**** Available data ****

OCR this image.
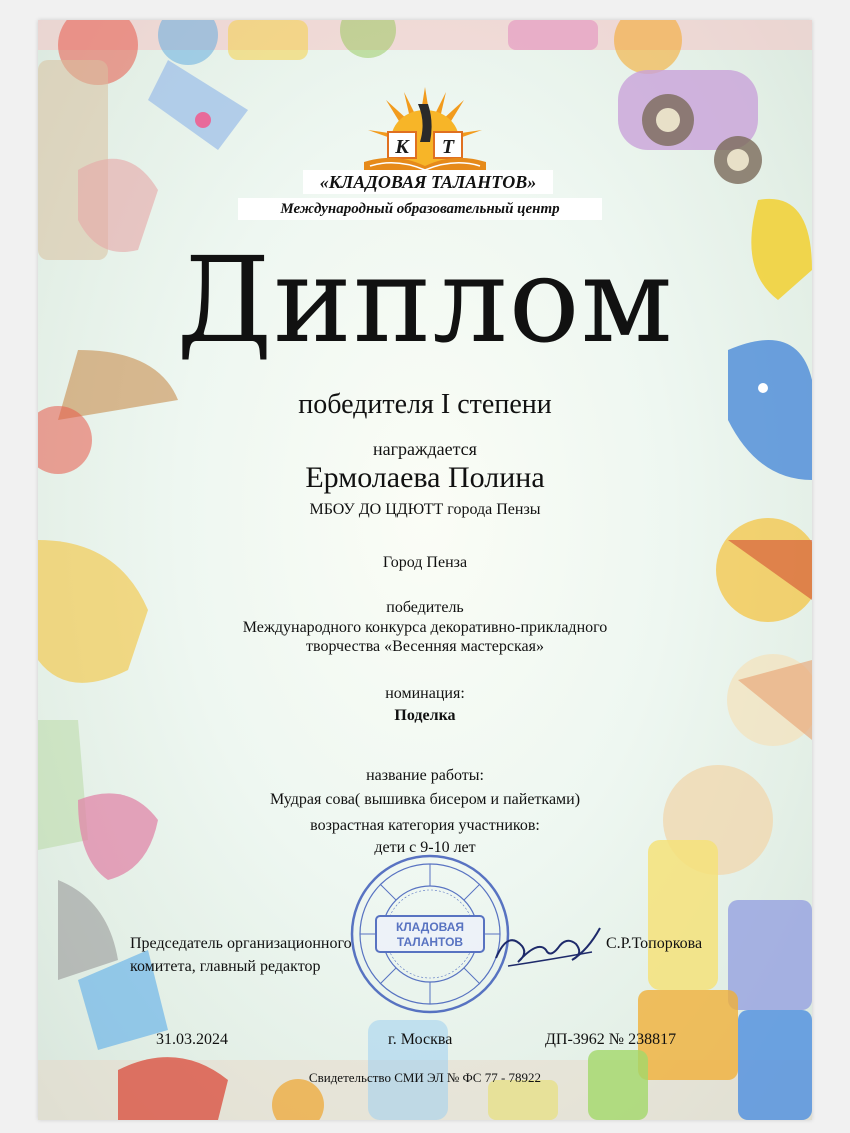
К Т
«КЛАДОВАЯ ТАЛАНТОВ»
Международный образовательный центр
Диплом
победителя I степени
награждается
Ермолаева Полина
МБОУ ДО ЦДЮТТ города Пензы
Город Пенза
победитель
Международного конкурса декоративно-прикладного
творчества «Весенняя мастерская»
номинация:
Поделка
название работы:
Мудрая сова( вышивка бисером и пайетками)
возрастная категория участников:
дети с 9-10 лет
КЛАДОВАЯ
ТАЛАНТОВ
Председатель организационного
комитета, главный редактор
С.Р.Топоркова
31.03.2024	г. Москва	ДП-3962 № 238817
Свидетельство СМИ ЭЛ № ФС 77 - 78922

****

- **Aim**
Each record should be quoted exactly, with the images omitted.

- **Expected output**
OCR this image.
К Т
«КЛАДОВАЯ ТАЛАНТОВ»
Международный образовательный центр
Диплом
победителя I степени
награждается
Ермолаева Полина
МБОУ ДО ЦДЮТТ города Пензы
Город Пенза
победитель
Международного конкурса декоративно-прикладного
творчества «Весенняя мастерская»
номинация:
Поделка
название работы:
Мудрая сова( вышивка бисером и пайетками)
возрастная категория участников:
дети с 9-10 лет
КЛАДОВАЯ
ТАЛАНТОВ
Председатель организационного
комитета, главный редактор
С.Р.Топоркова
31.03.2024	г. Москва	ДП-3962 № 238817
Свидетельство СМИ ЭЛ № ФС 77 - 78922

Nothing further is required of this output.